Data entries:
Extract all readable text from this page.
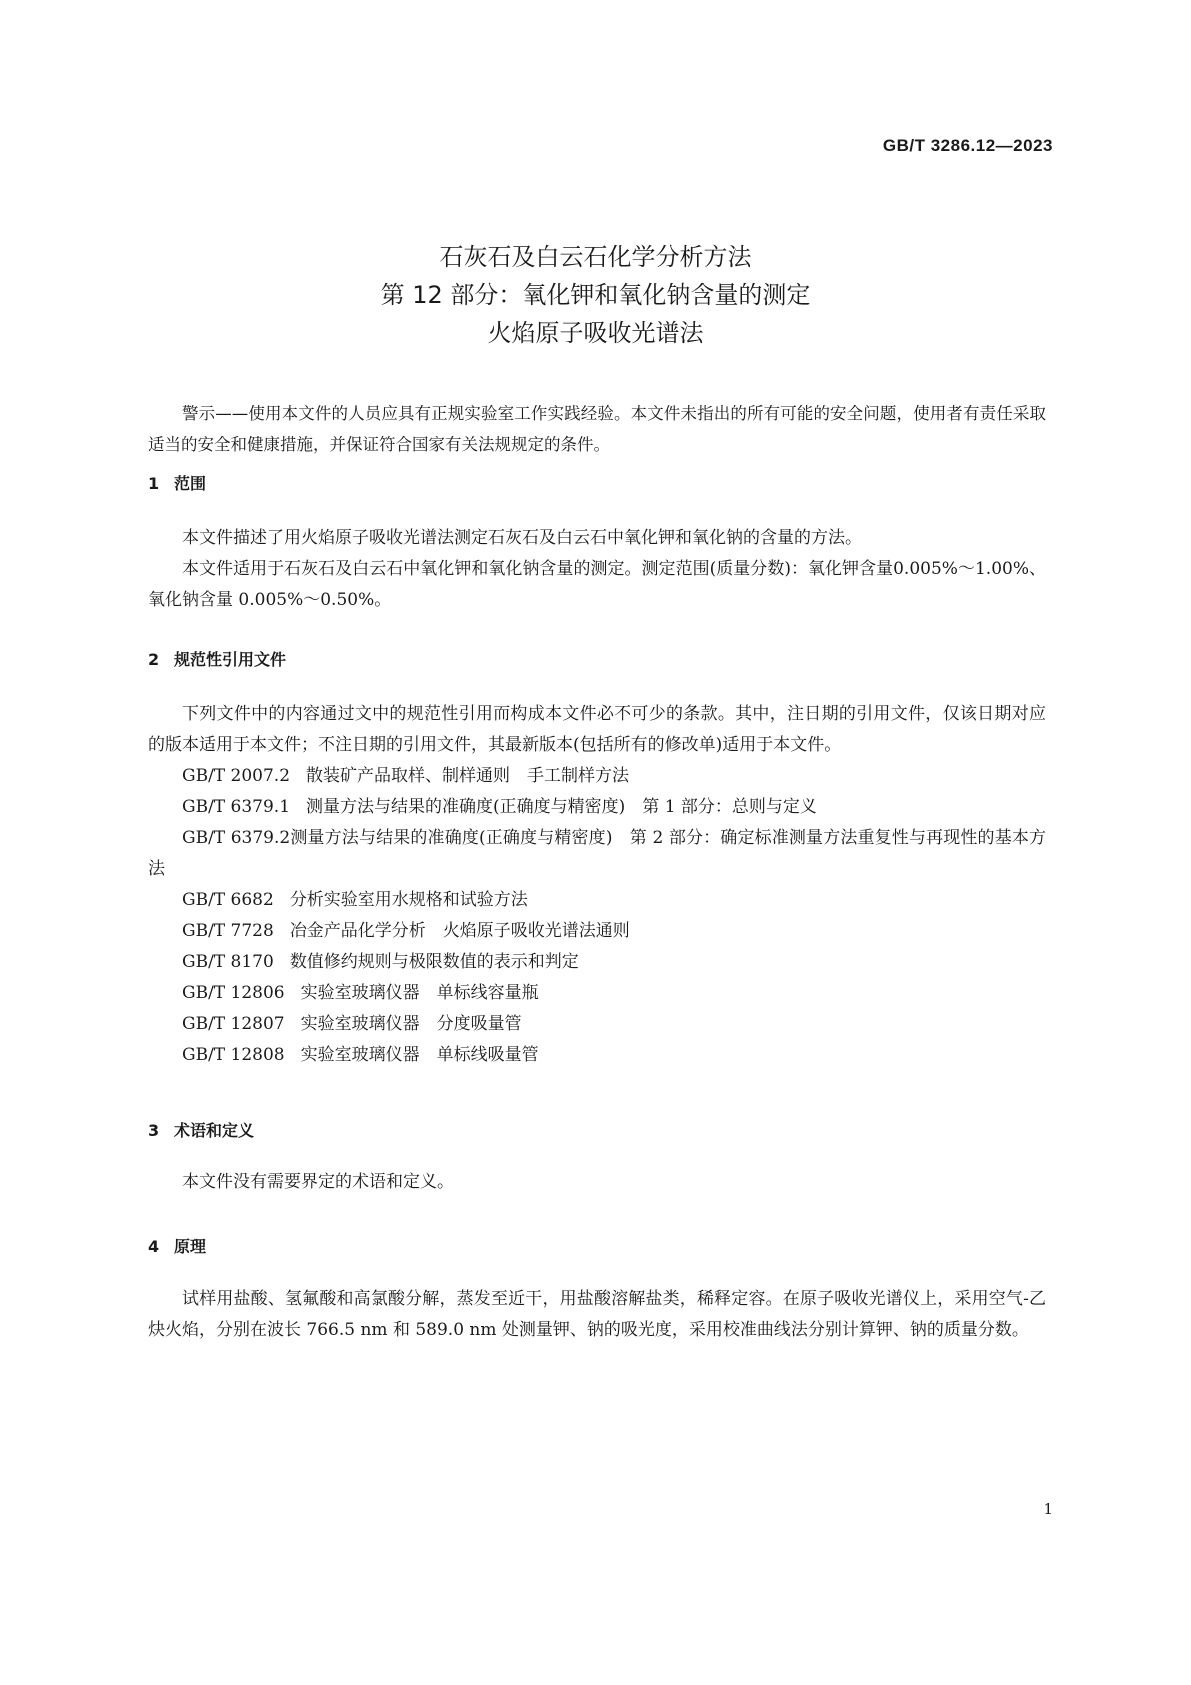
GB/T 3286.12—2023
石灰石及白云石化学分析方法
第 12 部分：氧化钾和氧化钠含量的测定
火焰原子吸收光谱法

警示——使用本文件的人员应具有正规实验室工作实践经验。本文件未指出的所有可能的安全问题，使用者有责任采取适当的安全和健康措施，并保证符合国家有关法规规定的条件。

1 范围

本文件描述了用火焰原子吸收光谱法测定石灰石及白云石中氧化钾和氧化钠的含量的方法。

本文件适用于石灰石及白云石中氧化钾和氧化钠含量的测定。测定范围(质量分数)：氧化钾含量0.005%～1.00%、氧化钠含量 0.005%～0.50%。

2 规范性引用文件

下列文件中的内容通过文中的规范性引用而构成本文件必不可少的条款。其中，注日期的引用文件，仅该日期对应的版本适用于本文件；不注日期的引用文件，其最新版本(包括所有的修改单)适用于本文件。

GB/T 2007.2 散装矿产品取样、制样通则　手工制样方法

GB/T 6379.1 测量方法与结果的准确度(正确度与精密度)　第 1 部分：总则与定义

GB/T 6379.2测量方法与结果的准确度(正确度与精密度)　第 2 部分：确定标准测量方法重复性与再现性的基本方法

GB/T 6682 分析实验室用水规格和试验方法

GB/T 7728 冶金产品化学分析　火焰原子吸收光谱法通则

GB/T 8170 数值修约规则与极限数值的表示和判定

GB/T 12806 实验室玻璃仪器　单标线容量瓶

GB/T 12807 实验室玻璃仪器　分度吸量管

GB/T 12808 实验室玻璃仪器　单标线吸量管

3 术语和定义

本文件没有需要界定的术语和定义。

4 原理

试样用盐酸、氢氟酸和高氯酸分解，蒸发至近干，用盐酸溶解盐类，稀释定容。在原子吸收光谱仪上，采用空气-乙炔火焰，分别在波长 766.5 nm 和 589.0 nm 处测量钾、钠的吸光度，采用校准曲线法分别计算钾、钠的质量分数。

1
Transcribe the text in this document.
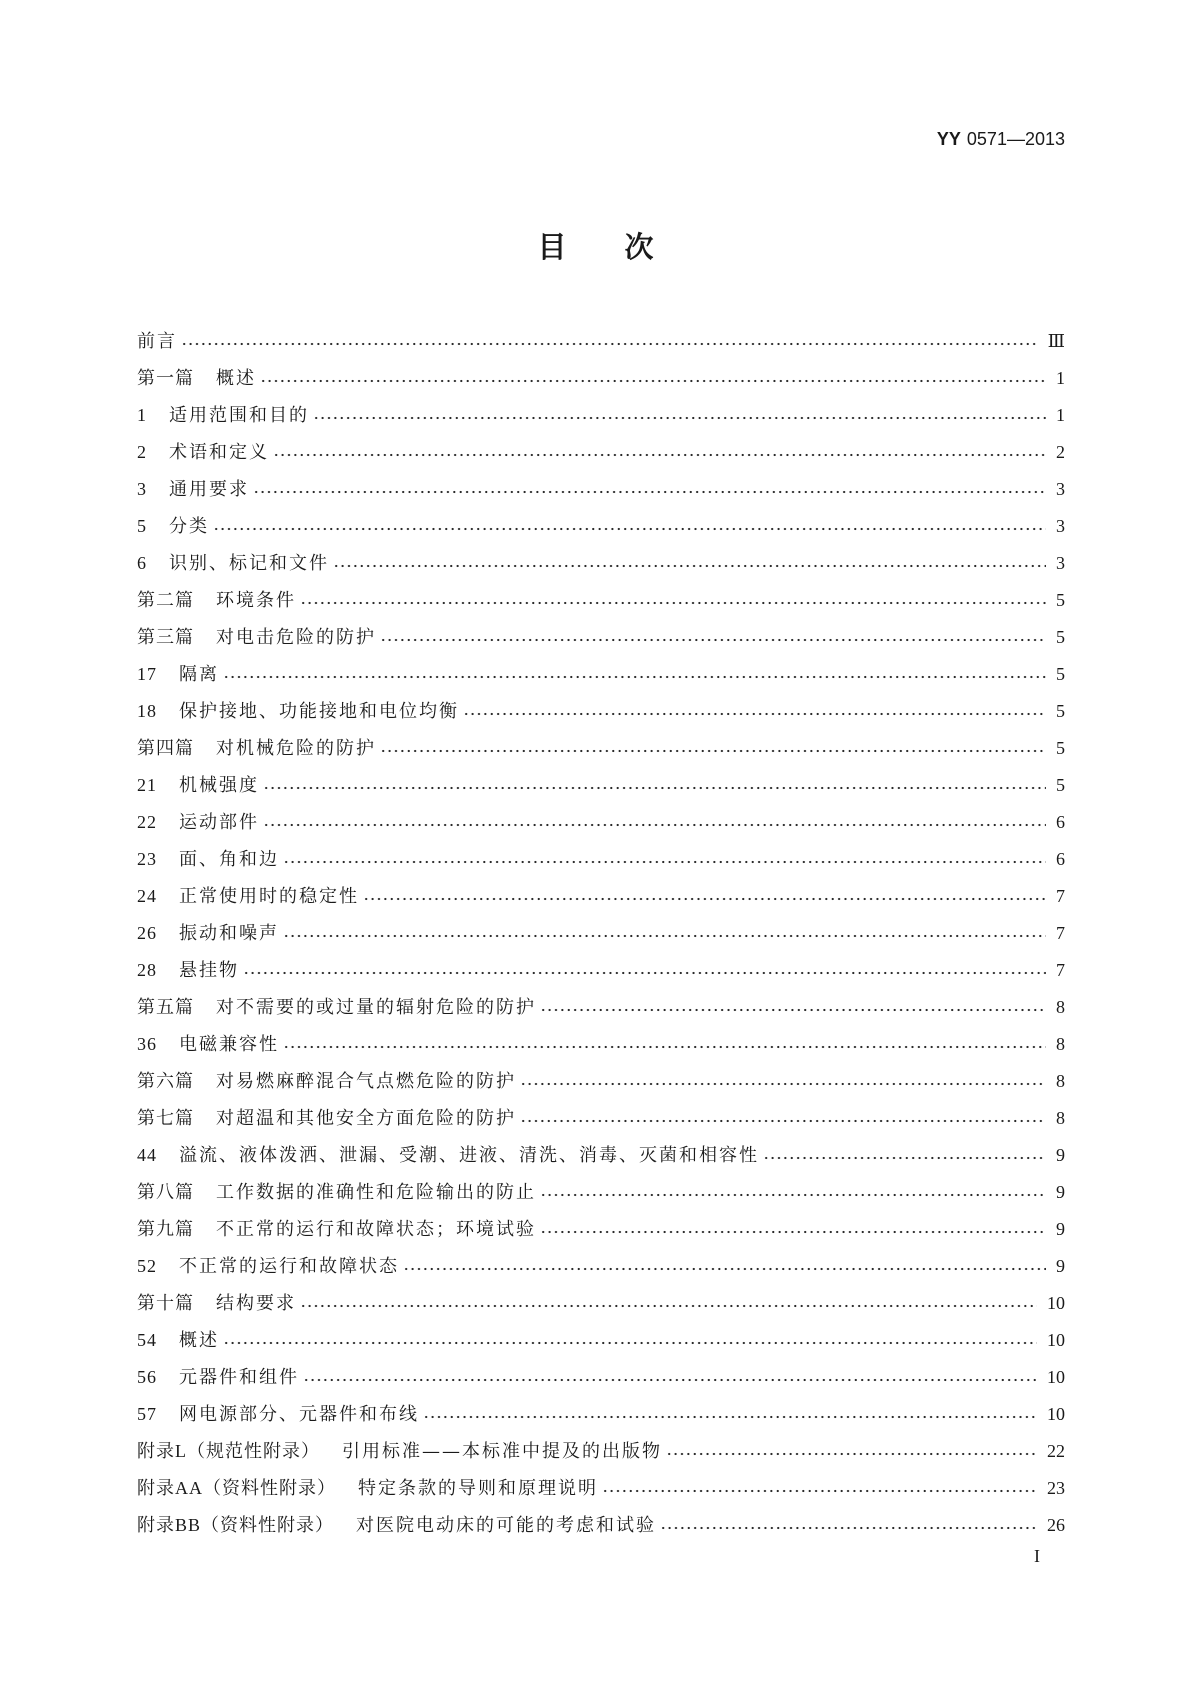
YY 0571—2013
目　　次
前言	Ⅲ
第一篇 概述	1
1 适用范围和目的	1
2 术语和定义	2
3 通用要求	3
5 分类	3
6 识别、标记和文件	3
第二篇 环境条件	5
第三篇 对电击危险的防护	5
17 隔离	5
18 保护接地、功能接地和电位均衡	5
第四篇 对机械危险的防护	5
21 机械强度	5
22 运动部件	6
23 面、角和边	6
24 正常使用时的稳定性	7
26 振动和噪声	7
28 悬挂物	7
第五篇 对不需要的或过量的辐射危险的防护	8
36 电磁兼容性	8
第六篇 对易燃麻醉混合气点燃危险的防护	8
第七篇 对超温和其他安全方面危险的防护	8
44 溢流、液体泼洒、泄漏、受潮、进液、清洗、消毒、灭菌和相容性	9
第八篇 工作数据的准确性和危险输出的防止	9
第九篇 不正常的运行和故障状态；环境试验	9
52 不正常的运行和故障状态	9
第十篇 结构要求	10
54 概述	10
56 元器件和组件	10
57 网电源部分、元器件和布线	10
附录L（规范性附录） 引用标准——本标准中提及的出版物	22
附录AA（资料性附录） 特定条款的导则和原理说明	23
附录BB（资料性附录） 对医院电动床的可能的考虑和试验	26
I
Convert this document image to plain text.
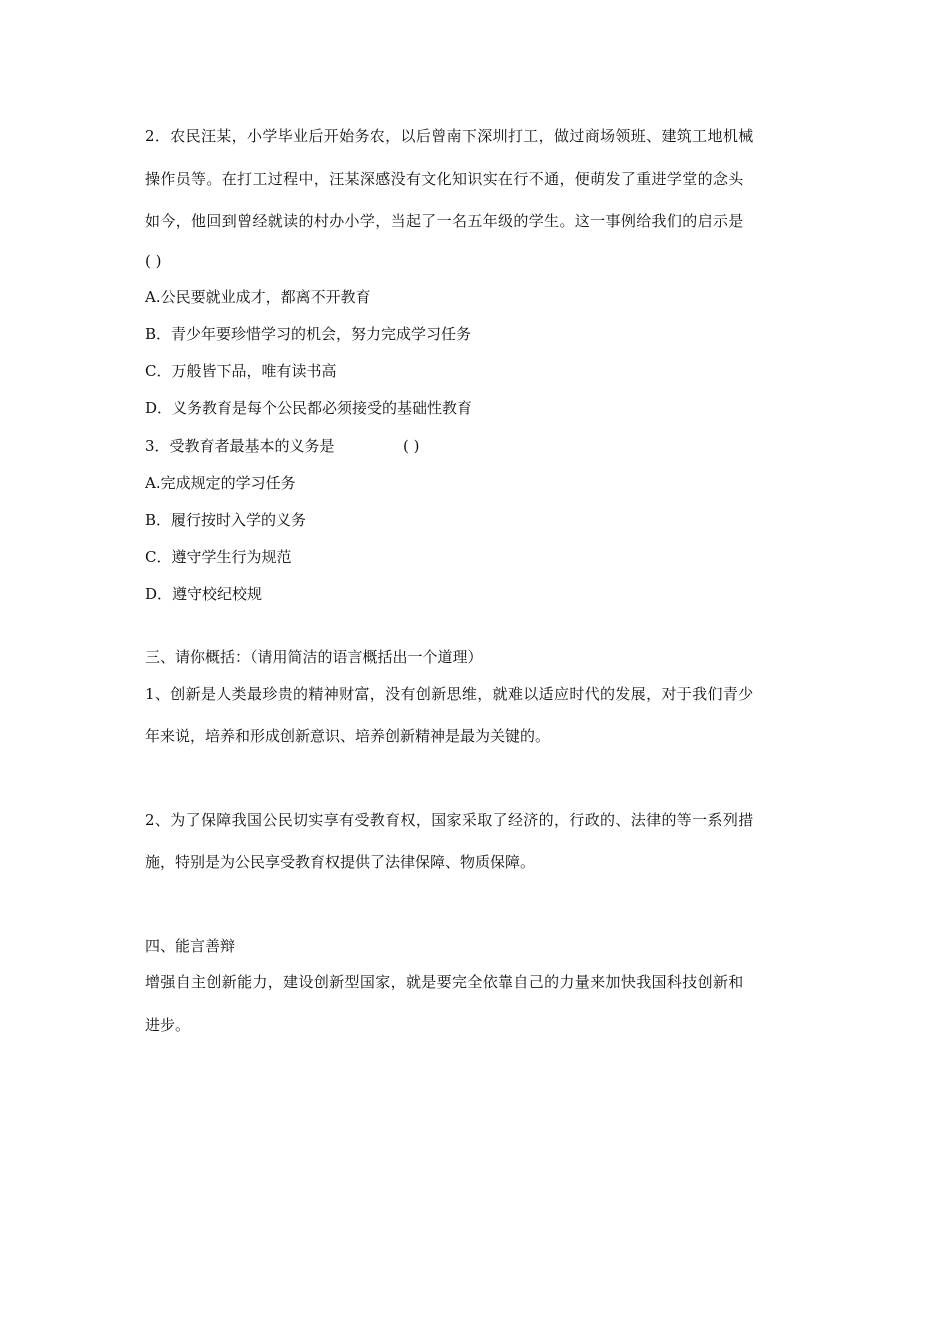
2．农民汪某，小学毕业后开始务农，以后曾南下深圳打工，做过商场领班、建筑工地机械
操作员等。在打工过程中，汪某深感没有文化知识实在行不通，便萌发了重进学堂的念头
如今，他回到曾经就读的村办小学，当起了一名五年级的学生。这一事例给我们的启示是
( )
A.公民要就业成才，都离不开教育
B．青少年要珍惜学习的机会，努力完成学习任务
C．万般皆下品，唯有读书高
D．义务教育是每个公民都必须接受的基础性教育
3．受教育者最基本的义务是	( )
A.完成规定的学习任务
B．履行按时入学的义务
C．遵守学生行为规范
D．遵守校纪校规
三、请你概括：（请用简洁的语言概括出一个道理）
1、创新是人类最珍贵的精神财富，没有创新思维，就难以适应时代的发展，对于我们青少
年来说，培养和形成创新意识、培养创新精神是最为关键的。
2、为了保障我国公民切实享有受教育权，国家采取了经济的，行政的、法律的等一系列措
施，特别是为公民享受教育权提供了法律保障、物质保障。
四、能言善辩
增强自主创新能力，建设创新型国家，就是要完全依靠自己的力量来加快我国科技创新和
进步。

## Stated problem
Read through the data and copy every line where "this" shows up.

## Expected answer
Extract all readable text from this page.
Transcribe the text in this document.
Convert this document image to plain text.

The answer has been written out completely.